> _Figure record listings_
┌──

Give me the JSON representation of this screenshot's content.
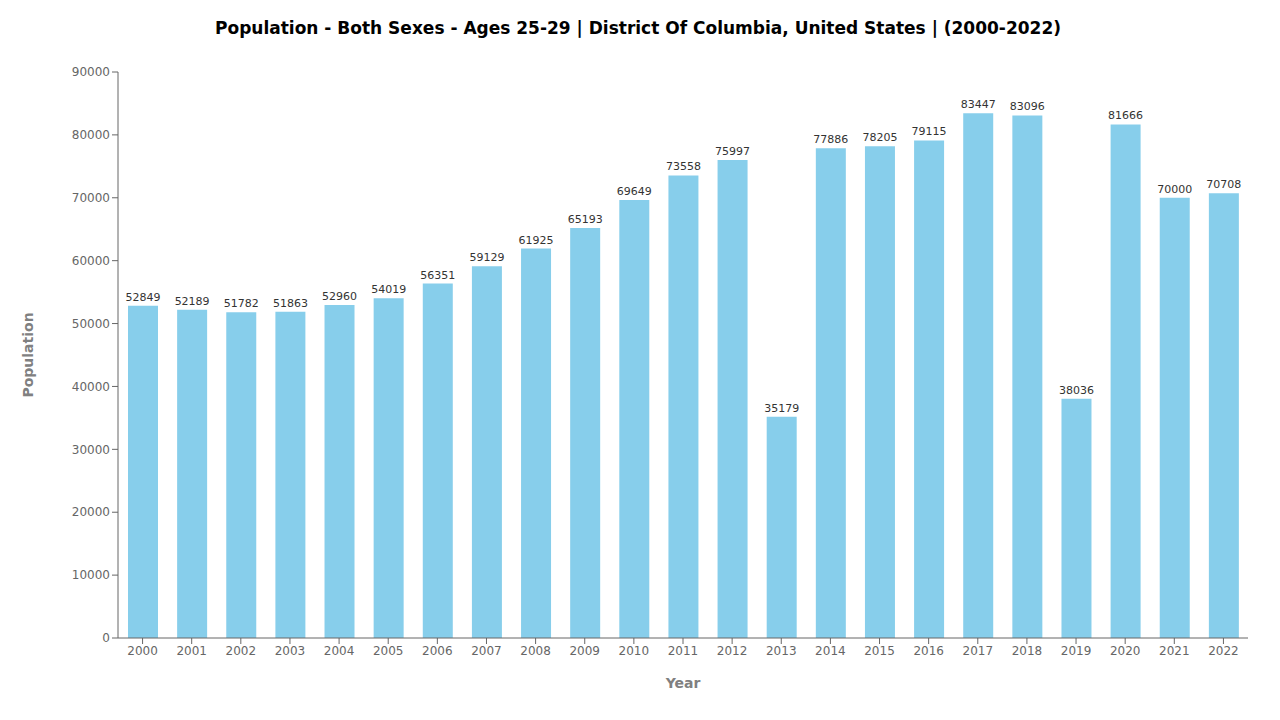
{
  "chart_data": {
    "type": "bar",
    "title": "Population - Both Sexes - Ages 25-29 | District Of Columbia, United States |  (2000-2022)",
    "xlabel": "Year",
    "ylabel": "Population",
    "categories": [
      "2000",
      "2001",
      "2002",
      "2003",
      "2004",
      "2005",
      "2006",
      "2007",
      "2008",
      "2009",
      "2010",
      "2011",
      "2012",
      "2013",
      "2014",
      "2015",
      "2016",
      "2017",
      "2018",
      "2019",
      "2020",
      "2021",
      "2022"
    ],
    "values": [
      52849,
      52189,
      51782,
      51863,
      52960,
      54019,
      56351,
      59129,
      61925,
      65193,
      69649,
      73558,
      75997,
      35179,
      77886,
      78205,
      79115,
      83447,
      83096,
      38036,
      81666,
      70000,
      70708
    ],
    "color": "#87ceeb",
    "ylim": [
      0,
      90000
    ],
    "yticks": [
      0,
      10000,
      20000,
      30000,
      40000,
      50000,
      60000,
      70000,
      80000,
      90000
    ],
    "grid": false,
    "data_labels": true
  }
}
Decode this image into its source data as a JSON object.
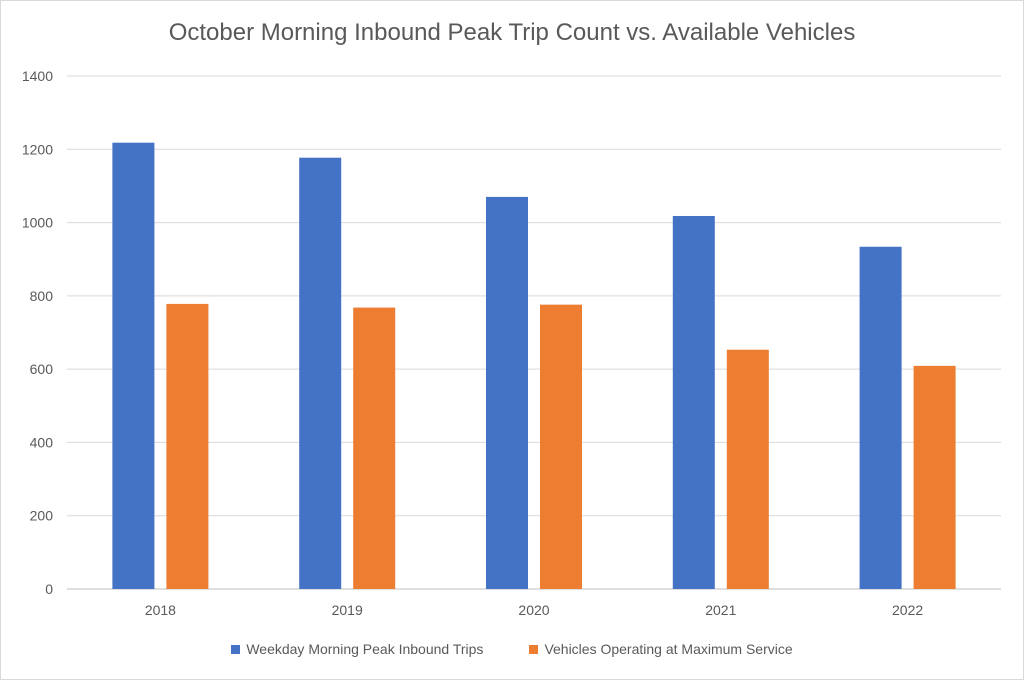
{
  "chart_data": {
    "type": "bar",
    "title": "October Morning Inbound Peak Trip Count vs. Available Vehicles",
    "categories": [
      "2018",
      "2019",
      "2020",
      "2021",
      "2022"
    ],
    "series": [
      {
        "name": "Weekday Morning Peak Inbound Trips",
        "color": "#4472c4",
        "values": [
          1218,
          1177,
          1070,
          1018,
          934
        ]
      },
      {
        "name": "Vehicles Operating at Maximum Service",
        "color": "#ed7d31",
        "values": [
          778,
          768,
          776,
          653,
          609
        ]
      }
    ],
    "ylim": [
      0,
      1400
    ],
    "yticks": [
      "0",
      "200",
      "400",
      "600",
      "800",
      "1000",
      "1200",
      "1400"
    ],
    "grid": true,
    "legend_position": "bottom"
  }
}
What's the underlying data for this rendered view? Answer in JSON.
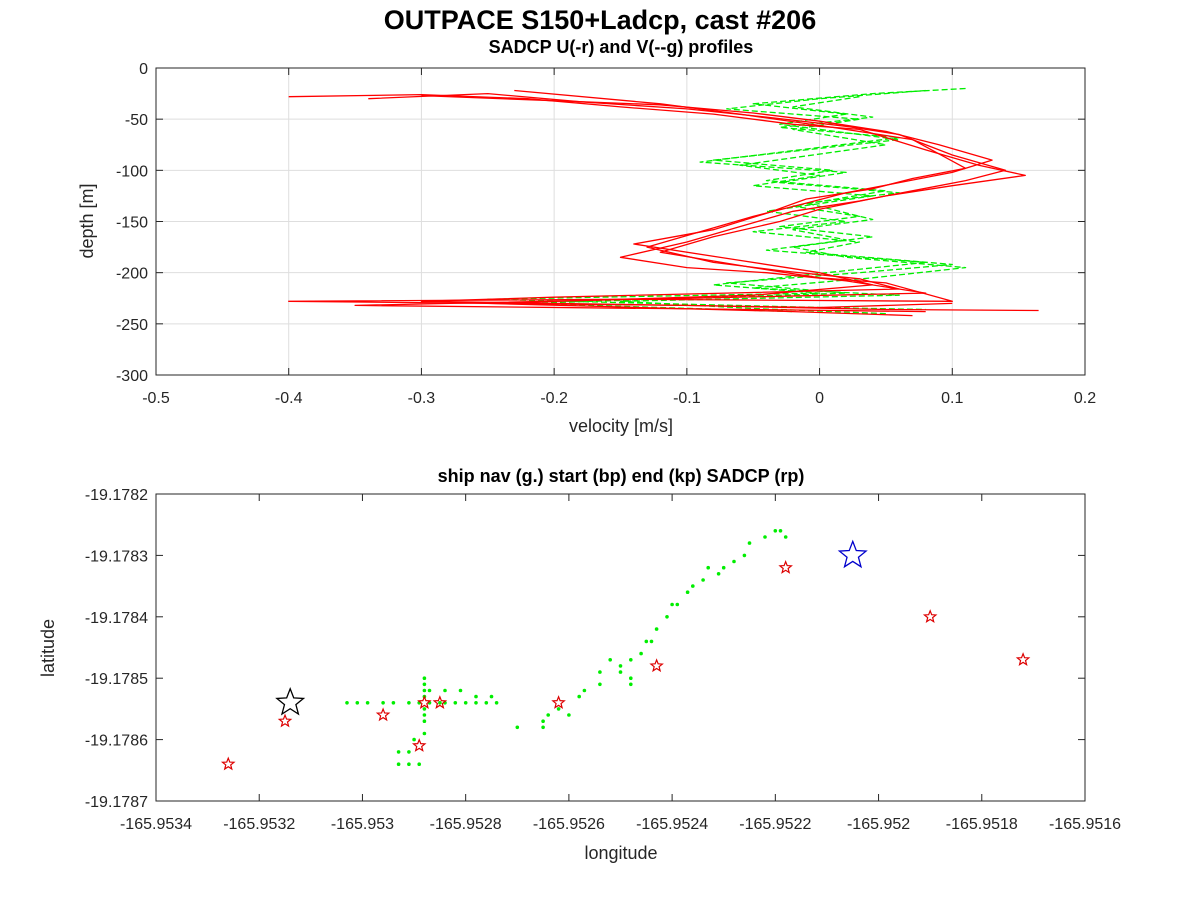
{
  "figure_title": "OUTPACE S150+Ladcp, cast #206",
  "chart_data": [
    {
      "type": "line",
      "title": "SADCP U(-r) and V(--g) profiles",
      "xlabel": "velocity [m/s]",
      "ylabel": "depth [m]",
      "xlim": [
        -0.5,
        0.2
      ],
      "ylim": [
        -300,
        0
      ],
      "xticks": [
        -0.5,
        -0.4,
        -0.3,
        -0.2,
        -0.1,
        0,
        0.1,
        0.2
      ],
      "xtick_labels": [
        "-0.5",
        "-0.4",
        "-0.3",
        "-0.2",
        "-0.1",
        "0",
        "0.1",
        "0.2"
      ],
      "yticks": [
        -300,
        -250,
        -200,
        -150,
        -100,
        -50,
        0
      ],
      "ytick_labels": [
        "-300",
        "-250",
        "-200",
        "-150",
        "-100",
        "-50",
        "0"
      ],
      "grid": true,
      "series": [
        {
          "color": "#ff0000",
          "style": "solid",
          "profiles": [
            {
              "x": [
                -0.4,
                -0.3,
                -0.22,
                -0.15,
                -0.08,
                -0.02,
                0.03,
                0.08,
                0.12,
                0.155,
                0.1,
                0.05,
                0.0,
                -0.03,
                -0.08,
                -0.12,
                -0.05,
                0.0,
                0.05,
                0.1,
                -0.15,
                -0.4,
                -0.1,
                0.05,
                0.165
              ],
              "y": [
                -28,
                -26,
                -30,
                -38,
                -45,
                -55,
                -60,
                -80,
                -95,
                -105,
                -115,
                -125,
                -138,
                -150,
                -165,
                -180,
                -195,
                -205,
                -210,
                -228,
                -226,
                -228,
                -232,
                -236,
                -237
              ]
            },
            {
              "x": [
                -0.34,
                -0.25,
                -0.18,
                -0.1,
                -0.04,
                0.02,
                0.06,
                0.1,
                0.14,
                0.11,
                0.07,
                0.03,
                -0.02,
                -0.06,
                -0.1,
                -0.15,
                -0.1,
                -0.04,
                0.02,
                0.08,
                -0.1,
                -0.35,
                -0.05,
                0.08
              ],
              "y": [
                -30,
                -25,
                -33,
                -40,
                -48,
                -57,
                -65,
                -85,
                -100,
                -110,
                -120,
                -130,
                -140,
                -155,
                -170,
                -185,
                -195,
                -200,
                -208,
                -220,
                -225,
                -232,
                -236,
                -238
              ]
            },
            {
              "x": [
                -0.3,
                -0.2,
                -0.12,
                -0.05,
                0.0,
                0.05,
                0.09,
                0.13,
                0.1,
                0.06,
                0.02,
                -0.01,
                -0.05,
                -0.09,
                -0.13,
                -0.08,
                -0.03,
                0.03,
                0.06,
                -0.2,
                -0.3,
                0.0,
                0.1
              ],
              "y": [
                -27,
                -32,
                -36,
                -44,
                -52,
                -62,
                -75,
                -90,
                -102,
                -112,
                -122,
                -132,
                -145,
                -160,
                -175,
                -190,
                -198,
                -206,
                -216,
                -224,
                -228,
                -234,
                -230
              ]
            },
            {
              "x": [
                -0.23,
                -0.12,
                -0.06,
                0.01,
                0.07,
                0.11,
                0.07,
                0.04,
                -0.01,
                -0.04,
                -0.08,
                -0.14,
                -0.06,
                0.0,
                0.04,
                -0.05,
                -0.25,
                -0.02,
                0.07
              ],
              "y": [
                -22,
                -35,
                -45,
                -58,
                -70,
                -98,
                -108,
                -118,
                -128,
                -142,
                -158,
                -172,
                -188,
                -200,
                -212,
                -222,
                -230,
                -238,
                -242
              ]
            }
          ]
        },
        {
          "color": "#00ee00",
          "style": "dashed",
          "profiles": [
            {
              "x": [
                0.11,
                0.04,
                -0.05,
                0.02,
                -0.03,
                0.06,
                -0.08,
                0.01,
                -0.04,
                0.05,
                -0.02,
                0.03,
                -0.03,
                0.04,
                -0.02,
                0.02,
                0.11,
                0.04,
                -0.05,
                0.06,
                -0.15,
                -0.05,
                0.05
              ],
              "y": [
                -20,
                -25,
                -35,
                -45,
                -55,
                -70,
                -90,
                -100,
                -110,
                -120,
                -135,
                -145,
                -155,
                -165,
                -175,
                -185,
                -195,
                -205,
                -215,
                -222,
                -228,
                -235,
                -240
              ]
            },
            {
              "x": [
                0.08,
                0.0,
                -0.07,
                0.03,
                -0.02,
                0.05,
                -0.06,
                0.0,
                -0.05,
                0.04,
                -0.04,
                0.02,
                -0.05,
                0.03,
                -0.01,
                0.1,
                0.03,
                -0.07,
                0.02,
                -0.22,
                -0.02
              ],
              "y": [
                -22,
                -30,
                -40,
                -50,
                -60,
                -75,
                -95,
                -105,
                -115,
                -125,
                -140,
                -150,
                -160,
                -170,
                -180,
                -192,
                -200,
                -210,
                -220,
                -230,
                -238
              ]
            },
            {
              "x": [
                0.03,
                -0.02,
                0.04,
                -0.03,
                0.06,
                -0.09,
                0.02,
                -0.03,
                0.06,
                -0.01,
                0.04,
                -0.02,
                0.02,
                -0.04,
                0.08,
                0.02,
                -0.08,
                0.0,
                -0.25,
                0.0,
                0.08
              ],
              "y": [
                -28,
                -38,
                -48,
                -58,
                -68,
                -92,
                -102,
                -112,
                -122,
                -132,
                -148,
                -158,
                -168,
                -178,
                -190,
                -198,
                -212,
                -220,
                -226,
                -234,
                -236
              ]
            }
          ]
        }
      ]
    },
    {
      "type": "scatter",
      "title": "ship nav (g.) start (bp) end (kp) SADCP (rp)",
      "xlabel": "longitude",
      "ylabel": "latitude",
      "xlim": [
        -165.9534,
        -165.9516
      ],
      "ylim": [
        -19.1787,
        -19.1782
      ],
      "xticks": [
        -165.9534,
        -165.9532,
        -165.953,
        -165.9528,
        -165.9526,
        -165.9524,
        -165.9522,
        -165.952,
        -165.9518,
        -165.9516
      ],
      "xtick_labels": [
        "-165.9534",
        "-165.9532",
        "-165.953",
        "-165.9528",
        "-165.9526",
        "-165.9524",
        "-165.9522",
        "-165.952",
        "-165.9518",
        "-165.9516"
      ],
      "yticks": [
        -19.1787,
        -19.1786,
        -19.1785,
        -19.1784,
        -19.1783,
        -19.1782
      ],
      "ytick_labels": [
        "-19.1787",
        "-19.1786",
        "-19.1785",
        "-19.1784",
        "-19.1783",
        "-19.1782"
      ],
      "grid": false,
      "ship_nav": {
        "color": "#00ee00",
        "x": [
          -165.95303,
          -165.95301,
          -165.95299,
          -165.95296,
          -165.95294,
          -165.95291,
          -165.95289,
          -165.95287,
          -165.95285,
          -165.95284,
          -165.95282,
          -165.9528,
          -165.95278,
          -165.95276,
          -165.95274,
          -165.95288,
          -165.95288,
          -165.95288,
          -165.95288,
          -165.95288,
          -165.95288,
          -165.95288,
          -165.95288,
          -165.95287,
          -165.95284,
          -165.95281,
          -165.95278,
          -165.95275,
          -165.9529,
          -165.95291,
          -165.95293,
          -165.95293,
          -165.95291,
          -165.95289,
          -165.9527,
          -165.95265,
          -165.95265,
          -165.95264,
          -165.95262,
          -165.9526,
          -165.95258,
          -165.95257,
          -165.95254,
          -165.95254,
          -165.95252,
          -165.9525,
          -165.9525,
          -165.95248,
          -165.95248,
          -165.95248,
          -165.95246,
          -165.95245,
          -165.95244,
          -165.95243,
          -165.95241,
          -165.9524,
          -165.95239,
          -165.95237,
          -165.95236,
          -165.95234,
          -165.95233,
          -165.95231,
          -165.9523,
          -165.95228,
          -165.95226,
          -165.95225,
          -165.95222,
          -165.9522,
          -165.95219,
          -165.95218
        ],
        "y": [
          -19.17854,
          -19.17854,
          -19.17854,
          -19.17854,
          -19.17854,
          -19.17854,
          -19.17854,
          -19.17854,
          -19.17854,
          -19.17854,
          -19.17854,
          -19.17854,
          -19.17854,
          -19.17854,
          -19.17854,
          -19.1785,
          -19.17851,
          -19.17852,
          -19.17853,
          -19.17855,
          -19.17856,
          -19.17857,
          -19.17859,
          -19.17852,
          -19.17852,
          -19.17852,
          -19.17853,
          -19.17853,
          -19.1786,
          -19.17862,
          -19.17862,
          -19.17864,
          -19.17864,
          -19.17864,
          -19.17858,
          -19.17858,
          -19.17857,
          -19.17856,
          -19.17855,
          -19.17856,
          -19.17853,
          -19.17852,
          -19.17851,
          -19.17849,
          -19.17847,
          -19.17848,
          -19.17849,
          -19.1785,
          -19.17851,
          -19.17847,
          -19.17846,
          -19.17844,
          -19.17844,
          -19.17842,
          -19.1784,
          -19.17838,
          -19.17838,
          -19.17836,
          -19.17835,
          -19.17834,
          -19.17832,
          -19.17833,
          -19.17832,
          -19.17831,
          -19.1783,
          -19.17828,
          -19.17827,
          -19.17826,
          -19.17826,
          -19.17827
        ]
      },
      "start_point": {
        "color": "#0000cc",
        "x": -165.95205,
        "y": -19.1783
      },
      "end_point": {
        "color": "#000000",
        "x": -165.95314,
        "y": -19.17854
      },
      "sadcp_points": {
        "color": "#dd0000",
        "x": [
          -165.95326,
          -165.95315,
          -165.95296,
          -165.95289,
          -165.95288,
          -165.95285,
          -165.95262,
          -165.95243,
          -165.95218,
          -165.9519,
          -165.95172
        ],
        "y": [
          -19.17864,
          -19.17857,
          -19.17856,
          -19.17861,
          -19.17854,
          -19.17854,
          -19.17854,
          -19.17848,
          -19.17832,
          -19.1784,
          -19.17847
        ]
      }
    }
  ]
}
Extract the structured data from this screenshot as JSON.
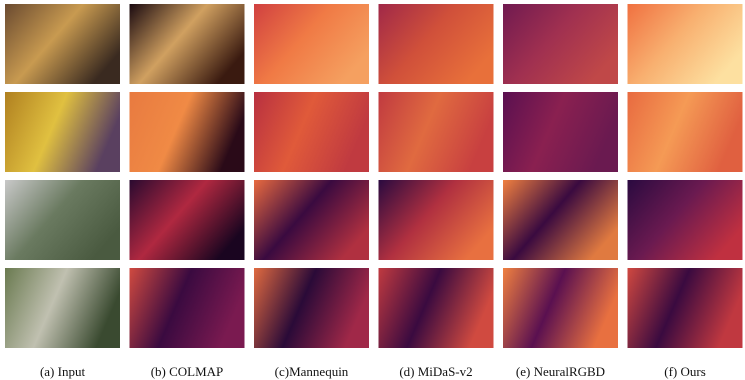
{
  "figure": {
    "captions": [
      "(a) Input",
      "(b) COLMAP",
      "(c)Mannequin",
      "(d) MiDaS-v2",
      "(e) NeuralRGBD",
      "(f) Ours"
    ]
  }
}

└──

> _What you need to do_
Copy exactly the lines from the line containing "Extract the structured" through the last line of the records, both included, and omit every picture.

> _Written solution_
Extract the structured data from this screenshot as JSON.
{
  "figure": {
    "captions": [
      "(a) Input",
      "(b) COLMAP",
      "(c)Mannequin",
      "(d) MiDaS-v2",
      "(e) NeuralRGBD",
      "(f) Ours"
    ]
  }
}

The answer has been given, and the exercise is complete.